▶ _SUPPLIED DATA_:
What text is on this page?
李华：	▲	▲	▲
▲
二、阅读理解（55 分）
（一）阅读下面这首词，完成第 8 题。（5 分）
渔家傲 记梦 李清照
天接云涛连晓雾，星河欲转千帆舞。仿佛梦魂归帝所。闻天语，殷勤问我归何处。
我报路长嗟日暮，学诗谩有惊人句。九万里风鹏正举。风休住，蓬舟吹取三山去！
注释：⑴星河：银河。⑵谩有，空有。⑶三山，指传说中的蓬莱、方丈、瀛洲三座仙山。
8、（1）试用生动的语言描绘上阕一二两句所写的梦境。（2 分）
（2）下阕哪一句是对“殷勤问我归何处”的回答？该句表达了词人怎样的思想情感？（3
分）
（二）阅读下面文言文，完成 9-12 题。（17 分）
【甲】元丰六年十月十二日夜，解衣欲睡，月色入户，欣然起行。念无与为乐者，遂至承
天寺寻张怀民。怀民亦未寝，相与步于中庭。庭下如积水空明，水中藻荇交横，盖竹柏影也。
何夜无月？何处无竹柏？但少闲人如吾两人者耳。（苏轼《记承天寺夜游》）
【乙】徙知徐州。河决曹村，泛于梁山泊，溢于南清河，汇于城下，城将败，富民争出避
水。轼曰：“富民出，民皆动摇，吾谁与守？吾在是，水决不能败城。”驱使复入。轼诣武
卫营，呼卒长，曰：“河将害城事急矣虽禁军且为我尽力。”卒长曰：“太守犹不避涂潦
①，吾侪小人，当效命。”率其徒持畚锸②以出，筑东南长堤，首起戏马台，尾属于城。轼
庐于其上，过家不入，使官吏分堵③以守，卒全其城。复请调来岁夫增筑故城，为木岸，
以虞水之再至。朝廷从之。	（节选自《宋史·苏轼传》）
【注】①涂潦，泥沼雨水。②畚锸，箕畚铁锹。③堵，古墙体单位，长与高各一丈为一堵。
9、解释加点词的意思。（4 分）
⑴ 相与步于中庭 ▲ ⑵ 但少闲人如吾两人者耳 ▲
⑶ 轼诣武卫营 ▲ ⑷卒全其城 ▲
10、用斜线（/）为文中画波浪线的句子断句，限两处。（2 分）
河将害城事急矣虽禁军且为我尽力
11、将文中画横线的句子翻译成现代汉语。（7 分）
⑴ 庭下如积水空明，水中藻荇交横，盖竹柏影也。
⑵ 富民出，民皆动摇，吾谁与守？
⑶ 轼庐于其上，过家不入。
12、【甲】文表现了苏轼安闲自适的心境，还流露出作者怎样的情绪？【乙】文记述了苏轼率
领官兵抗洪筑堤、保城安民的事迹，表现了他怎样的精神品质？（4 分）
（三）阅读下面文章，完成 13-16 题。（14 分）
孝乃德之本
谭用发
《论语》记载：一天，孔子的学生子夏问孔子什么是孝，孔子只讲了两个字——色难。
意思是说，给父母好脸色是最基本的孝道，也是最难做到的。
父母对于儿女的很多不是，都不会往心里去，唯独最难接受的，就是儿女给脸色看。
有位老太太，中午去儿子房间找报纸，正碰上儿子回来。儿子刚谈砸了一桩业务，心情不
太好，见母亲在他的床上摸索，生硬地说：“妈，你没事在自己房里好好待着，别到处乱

▶ _THE EXERCISE_: Using the data above, reproduce every line exactly.

▶ _FINAL ANSWER_:
What text is on this page?
李华：	▲	▲	▲
▲
二、阅读理解（55 分）
（一）阅读下面这首词，完成第 8 题。（5 分）
渔家傲 记梦 李清照
天接云涛连晓雾，星河欲转千帆舞。仿佛梦魂归帝所。闻天语，殷勤问我归何处。
我报路长嗟日暮，学诗谩有惊人句。九万里风鹏正举。风休住，蓬舟吹取三山去！
注释：⑴星河：银河。⑵谩有，空有。⑶三山，指传说中的蓬莱、方丈、瀛洲三座仙山。
8、（1）试用生动的语言描绘上阕一二两句所写的梦境。（2 分）
（2）下阕哪一句是对“殷勤问我归何处”的回答？该句表达了词人怎样的思想情感？（3
分）
（二）阅读下面文言文，完成 9-12 题。（17 分）
【甲】元丰六年十月十二日夜，解衣欲睡，月色入户，欣然起行。念无与为乐者，遂至承
天寺寻张怀民。怀民亦未寝，相与步于中庭。庭下如积水空明，水中藻荇交横，盖竹柏影也。
何夜无月？何处无竹柏？但少闲人如吾两人者耳。（苏轼《记承天寺夜游》）
【乙】徙知徐州。河决曹村，泛于梁山泊，溢于南清河，汇于城下，城将败，富民争出避
水。轼曰：“富民出，民皆动摇，吾谁与守？吾在是，水决不能败城。”驱使复入。轼诣武
卫营，呼卒长，曰：“河将害城事急矣虽禁军且为我尽力。”卒长曰：“太守犹不避涂潦
①，吾侪小人，当效命。”率其徒持畚锸②以出，筑东南长堤，首起戏马台，尾属于城。轼
庐于其上，过家不入，使官吏分堵③以守，卒全其城。复请调来岁夫增筑故城，为木岸，
以虞水之再至。朝廷从之。	（节选自《宋史·苏轼传》）
【注】①涂潦，泥沼雨水。②畚锸，箕畚铁锹。③堵，古墙体单位，长与高各一丈为一堵。
9、解释加点词的意思。（4 分）
⑴ 相与步于中庭 ▲ ⑵ 但少闲人如吾两人者耳 ▲
⑶ 轼诣武卫营 ▲ ⑷卒全其城 ▲
10、用斜线（/）为文中画波浪线的句子断句，限两处。（2 分）
河将害城事急矣虽禁军且为我尽力
11、将文中画横线的句子翻译成现代汉语。（7 分）
⑴ 庭下如积水空明，水中藻荇交横，盖竹柏影也。
⑵ 富民出，民皆动摇，吾谁与守？
⑶ 轼庐于其上，过家不入。
12、【甲】文表现了苏轼安闲自适的心境，还流露出作者怎样的情绪？【乙】文记述了苏轼率
领官兵抗洪筑堤、保城安民的事迹，表现了他怎样的精神品质？（4 分）
（三）阅读下面文章，完成 13-16 题。（14 分）
孝乃德之本
谭用发
《论语》记载：一天，孔子的学生子夏问孔子什么是孝，孔子只讲了两个字——色难。
意思是说，给父母好脸色是最基本的孝道，也是最难做到的。
父母对于儿女的很多不是，都不会往心里去，唯独最难接受的，就是儿女给脸色看。
有位老太太，中午去儿子房间找报纸，正碰上儿子回来。儿子刚谈砸了一桩业务，心情不
太好，见母亲在他的床上摸索，生硬地说：“妈，你没事在自己房里好好待着，别到处乱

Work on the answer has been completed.